- _THE TASK_
Copy, from the entries below, each line where the word "backar" can be found.

:: DATASET ROWS ::

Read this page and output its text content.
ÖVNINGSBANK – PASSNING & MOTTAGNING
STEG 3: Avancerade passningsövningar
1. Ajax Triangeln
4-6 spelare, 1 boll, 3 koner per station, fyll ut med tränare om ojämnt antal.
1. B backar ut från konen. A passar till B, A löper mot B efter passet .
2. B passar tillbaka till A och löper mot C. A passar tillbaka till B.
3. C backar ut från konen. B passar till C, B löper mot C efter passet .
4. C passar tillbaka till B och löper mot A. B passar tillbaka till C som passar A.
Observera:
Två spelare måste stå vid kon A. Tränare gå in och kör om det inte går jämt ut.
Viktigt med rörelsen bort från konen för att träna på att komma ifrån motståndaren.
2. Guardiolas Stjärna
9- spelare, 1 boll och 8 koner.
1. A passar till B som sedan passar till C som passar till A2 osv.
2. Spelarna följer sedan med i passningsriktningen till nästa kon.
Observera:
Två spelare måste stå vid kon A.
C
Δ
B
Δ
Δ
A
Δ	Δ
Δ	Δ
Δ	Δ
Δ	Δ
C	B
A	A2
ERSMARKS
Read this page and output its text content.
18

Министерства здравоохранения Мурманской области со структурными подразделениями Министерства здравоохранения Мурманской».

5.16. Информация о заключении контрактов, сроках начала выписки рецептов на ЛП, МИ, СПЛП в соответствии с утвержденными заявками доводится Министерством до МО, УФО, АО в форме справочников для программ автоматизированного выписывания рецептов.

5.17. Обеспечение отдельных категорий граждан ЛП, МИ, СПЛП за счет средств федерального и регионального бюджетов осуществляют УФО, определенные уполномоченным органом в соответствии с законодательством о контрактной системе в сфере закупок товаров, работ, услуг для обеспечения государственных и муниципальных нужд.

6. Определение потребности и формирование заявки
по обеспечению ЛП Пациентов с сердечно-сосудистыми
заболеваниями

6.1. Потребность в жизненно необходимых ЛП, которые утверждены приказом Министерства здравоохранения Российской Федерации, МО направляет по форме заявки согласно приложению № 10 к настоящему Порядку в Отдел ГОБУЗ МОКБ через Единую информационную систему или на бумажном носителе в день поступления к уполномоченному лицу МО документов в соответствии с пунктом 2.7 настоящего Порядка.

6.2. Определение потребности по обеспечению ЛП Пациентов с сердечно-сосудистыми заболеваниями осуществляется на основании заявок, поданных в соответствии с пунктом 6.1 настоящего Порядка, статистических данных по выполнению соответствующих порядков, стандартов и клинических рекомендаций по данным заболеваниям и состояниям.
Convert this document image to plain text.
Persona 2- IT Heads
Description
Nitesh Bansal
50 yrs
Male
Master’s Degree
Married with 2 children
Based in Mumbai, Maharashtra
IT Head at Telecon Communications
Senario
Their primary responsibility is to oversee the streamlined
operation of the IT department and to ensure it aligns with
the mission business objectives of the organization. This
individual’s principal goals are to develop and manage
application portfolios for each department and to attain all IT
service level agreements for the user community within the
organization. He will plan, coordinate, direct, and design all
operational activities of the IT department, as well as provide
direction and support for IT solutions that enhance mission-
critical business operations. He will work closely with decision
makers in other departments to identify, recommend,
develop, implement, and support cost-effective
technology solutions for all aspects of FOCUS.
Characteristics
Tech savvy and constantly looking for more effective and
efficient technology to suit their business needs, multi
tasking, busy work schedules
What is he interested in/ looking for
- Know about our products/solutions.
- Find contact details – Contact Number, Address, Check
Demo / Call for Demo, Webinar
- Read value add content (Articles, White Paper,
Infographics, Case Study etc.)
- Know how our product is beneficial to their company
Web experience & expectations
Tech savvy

:::

- _FINAL ANSWER_
1. B backar ut från konen. A passar till B, A löper mot B efter passet .
3. C backar ut från konen. B passar till C, B löper mot C efter passet .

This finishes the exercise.